**Stored records**.
......

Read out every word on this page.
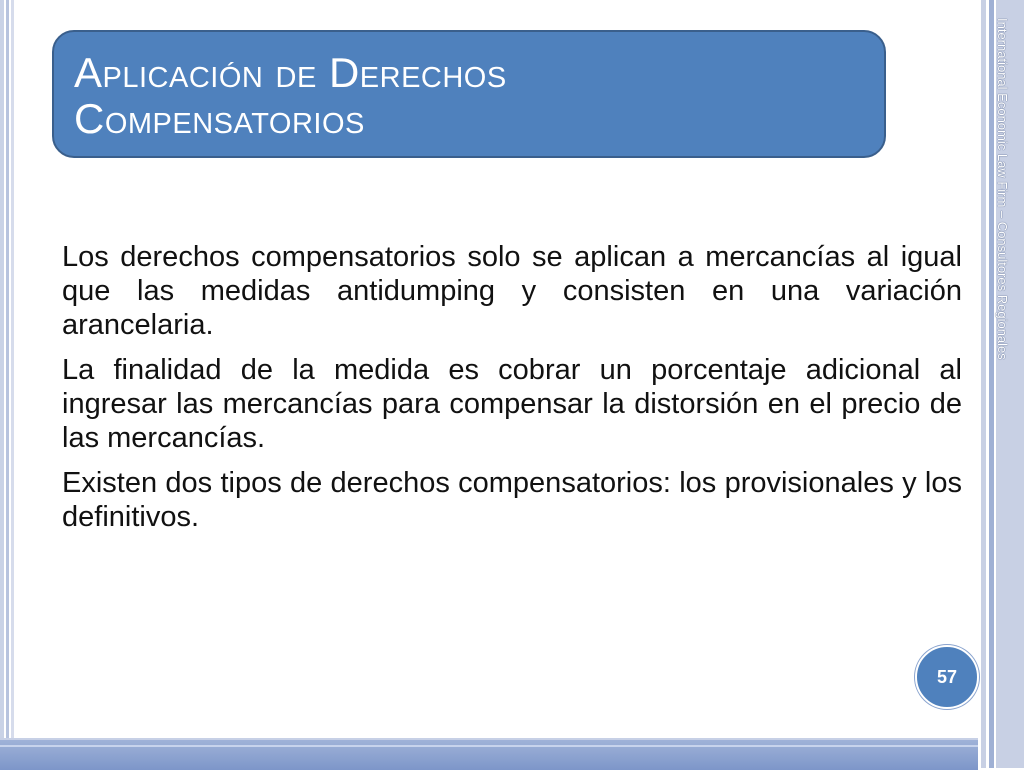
International Economic Law Firm – Consultores Regionales
Aplicación de Derechos
Compensatorios

Los derechos compensatorios solo se aplican a mercancías al igual que las medidas antidumping y consisten en una variación arancelaria.

La finalidad de la medida es cobrar un porcentaje adicional al ingresar las mercancías para compensar la distorsión en el precio de las mercancías.

Existen dos tipos de derechos compensatorios: los provisionales y los definitivos.

57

......

The pictures in the entries should be left out; output everything else exactly.

Read out every word on this page.
International Economic Law Firm – Consultores Regionales
Aplicación de Derechos
Compensatorios

Los derechos compensatorios solo se aplican a mercancías al igual que las medidas antidumping y consisten en una variación arancelaria.

La finalidad de la medida es cobrar un porcentaje adicional al ingresar las mercancías para compensar la distorsión en el precio de las mercancías.

Existen dos tipos de derechos compensatorios: los provisionales y los definitivos.

57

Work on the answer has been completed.